The C-Terminus Basic Region of TFPIα Dynamically Regulates FV(a) Function: Evaluation of FV-Short

Coagulation Factor V (FV) is present in plasma as an inactive procofactor. Following B-domain removal, the active cofactor FVa, enhances the catalytic efficiency of FXa by several orders of magnitude. Previous findings have established that evolutionary conserved regions within the B-domain play a key role in keeping FV in an inactive state by, in part, concealing FXa binding site(s). These regions of the FV B-domain consist of basic and acidic elements and define the minimal sequence necessary to maintain FV as a procofactor. Recent data have shown that removal of either one of these elements results in FVa-like activity and that B-domain fragments spanning the basic region act in-trans to suppress the activity of FV variants bearing only the acidic region (J Biol Chem. 287:26342-51, 2012, J Biol Chem. 288:30151-60, 2013). Physiologically, forms of FV that are missing a basic region but harbor an acidic region are released by activated platelets. Interestingly, another form of FV that only harbors an acidic region has been described. The variant FV-East Texas results in an alternatively spliced form of FV that has most of the B-domain removed but retains the acidic region (FV-short; J Clin. Invest. 123:3777-87; 2013). Together these forms of FV should be constitutively active. However, it is possible that physiologic ligands that mimic the basic region could inhibit their activity. Previous studies have identified tissue factor pathway inhibitor (TFPIα) as one of these potential ligands. Remarkably, the C-terminal segment of TFPIα shares substantial sequence homology with the FV basic region and binds forms of FV that only harbor the acidic region (PNAS, 110:17838-43; 2013). While there are several remaining unanswered questions, the FV(a)-TFPIα interaction has the potential to fundamentally alter our understanding of cofactor regulation at the site of injury.

--

> _What this exercise asks_:
1/ Say whether each statement agrees with the factor V abstract: (a) activated platelets release forms of FV that lack a basic region but keep an acidic region; (b) the FV-East Texas variant loses its acidic region; (c) the C-terminal segment of TFPIα shares sequence homology with the FV acidic region. For each, answer yes or no and quote the deciding words.
2/ Write the next part of the factor V abstract, beginning after its last sentence.

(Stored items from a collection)

--

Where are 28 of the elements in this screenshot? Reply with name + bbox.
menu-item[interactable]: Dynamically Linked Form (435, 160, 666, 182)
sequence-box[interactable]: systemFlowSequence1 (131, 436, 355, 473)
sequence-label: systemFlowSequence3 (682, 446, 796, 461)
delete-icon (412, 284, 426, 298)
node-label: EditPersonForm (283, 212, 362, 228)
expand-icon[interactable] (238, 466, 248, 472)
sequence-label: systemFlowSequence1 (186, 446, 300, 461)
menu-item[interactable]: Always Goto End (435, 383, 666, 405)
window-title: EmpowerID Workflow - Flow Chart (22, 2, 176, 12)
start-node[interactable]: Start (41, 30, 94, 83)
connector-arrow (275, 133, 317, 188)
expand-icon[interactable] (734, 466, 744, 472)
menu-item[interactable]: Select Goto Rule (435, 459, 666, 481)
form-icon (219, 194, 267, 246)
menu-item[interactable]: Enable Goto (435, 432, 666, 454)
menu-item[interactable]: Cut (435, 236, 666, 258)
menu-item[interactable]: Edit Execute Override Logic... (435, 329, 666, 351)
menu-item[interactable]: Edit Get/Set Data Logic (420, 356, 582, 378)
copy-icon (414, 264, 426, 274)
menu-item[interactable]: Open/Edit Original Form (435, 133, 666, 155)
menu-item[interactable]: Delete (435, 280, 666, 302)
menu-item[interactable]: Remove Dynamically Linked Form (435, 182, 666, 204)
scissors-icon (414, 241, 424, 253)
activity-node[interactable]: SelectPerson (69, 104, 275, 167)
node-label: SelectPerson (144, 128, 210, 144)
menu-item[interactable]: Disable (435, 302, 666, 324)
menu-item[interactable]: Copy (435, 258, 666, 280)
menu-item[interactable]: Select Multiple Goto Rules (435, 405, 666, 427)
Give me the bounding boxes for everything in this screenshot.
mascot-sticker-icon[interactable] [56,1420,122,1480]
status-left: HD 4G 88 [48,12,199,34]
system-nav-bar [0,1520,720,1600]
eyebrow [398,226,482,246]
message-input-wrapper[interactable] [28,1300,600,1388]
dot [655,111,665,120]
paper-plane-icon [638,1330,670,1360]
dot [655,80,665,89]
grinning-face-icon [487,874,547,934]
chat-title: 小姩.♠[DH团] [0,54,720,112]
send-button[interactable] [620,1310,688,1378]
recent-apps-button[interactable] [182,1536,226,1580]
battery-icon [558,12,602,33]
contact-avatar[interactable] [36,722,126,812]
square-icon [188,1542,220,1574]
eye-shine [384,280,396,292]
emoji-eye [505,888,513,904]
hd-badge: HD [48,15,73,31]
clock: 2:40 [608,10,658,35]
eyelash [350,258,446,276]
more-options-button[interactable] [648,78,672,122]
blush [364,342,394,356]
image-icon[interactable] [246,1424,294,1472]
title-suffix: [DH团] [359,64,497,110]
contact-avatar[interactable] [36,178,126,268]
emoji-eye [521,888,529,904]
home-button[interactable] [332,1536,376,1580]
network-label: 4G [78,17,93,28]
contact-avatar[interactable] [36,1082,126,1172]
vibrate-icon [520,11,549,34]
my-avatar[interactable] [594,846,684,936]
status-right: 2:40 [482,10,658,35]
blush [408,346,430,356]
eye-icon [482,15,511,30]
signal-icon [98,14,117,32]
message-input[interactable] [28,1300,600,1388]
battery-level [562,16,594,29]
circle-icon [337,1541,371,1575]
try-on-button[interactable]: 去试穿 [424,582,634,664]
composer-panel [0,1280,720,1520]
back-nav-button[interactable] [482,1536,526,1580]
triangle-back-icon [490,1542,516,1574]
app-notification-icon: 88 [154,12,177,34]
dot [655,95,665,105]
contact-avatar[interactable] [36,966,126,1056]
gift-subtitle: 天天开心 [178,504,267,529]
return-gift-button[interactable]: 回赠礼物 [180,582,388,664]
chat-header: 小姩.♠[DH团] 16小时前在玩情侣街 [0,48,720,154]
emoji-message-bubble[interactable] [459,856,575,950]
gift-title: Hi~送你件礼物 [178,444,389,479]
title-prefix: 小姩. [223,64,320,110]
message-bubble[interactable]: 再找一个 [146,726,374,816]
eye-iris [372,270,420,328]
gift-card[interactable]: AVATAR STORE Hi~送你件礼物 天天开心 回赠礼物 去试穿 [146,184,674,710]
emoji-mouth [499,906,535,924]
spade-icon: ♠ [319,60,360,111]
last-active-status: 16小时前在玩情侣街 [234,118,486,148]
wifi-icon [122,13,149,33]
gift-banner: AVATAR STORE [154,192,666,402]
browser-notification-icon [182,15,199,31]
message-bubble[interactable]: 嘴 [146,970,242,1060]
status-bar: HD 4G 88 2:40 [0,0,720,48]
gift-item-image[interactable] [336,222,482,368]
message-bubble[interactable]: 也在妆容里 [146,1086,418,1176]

--

> _Expected results_:
1/
(a) Yes: "forms of FV that are missing a basic region but harbor an acidic region are released by activated platelets"
(b) No: "has most of the B-domain removed but retains the acidic region"
(c) No: "shares substantial sequence homology with the FV basic region"

2/
In order to investigate this fascinating prospect, we expressed and purified recombinant FV-short and a protein fragment containing the basic region of TFPIα. As anticipated, FV-short exhibited FVa-like activity, however this cofactor function in the prothrombinase complex was greatly impaired in the presence of TFPIα basic region. Similar results were obtained in clotting assays, supporting the idea of a trans-acting function of TFPIα on FV derivatives missing the acidic region. To better understand the mechanism of interaction, direct binding measurements by fluorescence were established using a labeled TFPIα basic region fragment. Changes in anisotropy were monitored as a function of the FV-short concentration. Analysis of the data revealed a high affinity interaction between FV-short and the TFPIα basic region (K_d = 3.42 ± 0.39 nM). Based on this high affinity, a proportion of FV-short should be largely bound to TFPIα; an observations consistent with the FV-East Texas family. Thus instead of FV-short being constitutively active, when bound to TFPIα it would effectively revert to a procofactor state. To investigate the implications of this circulating complex on function, we next evaluated whether FV-short could be normally converted to FVa by thrombin (IIa) through proteolysis at Arg⁷⁰⁹ and Arg¹⁵⁴⁵ (Arg¹⁰¹⁸ is missing). Surprisingly, in the presence of TFPIα basic region, cleavage at Arg¹⁵⁴⁵ was significantly delayed suggesting TFPIα modulates both the activity of FV and its interaction with IIa. TFPIα could either directly and/or allosterically interfere with IIa binding sites on FV. Based on previous unpublished work in our lab, we believe that the basic region of TFPIα provides a trans-acting sequence that causes FV-short to revert to a procofactor state both functionally and structurally. The absence of Arg¹⁰¹⁸ abrogates proteolysis necessary to alleviate these structural constraints, hence resulting in delayed cleavage at Arg¹⁵⁴⁵.

This study shows direct evidence of a high affinity interaction between the TFPIα c-terminal basic region and the naturally-occurring truncated form of FV responsible for the East Texas bleeding disorder. We now have unique tools to investigate the role of full length TPFIα not only in this interesting case, but also in relation to partially activated forms of FV released from platelets. This work sets the stage to achieve a better understanding of the early hemostatic events occurring at the site of injury, providing the bases for potential therapeutic regulation.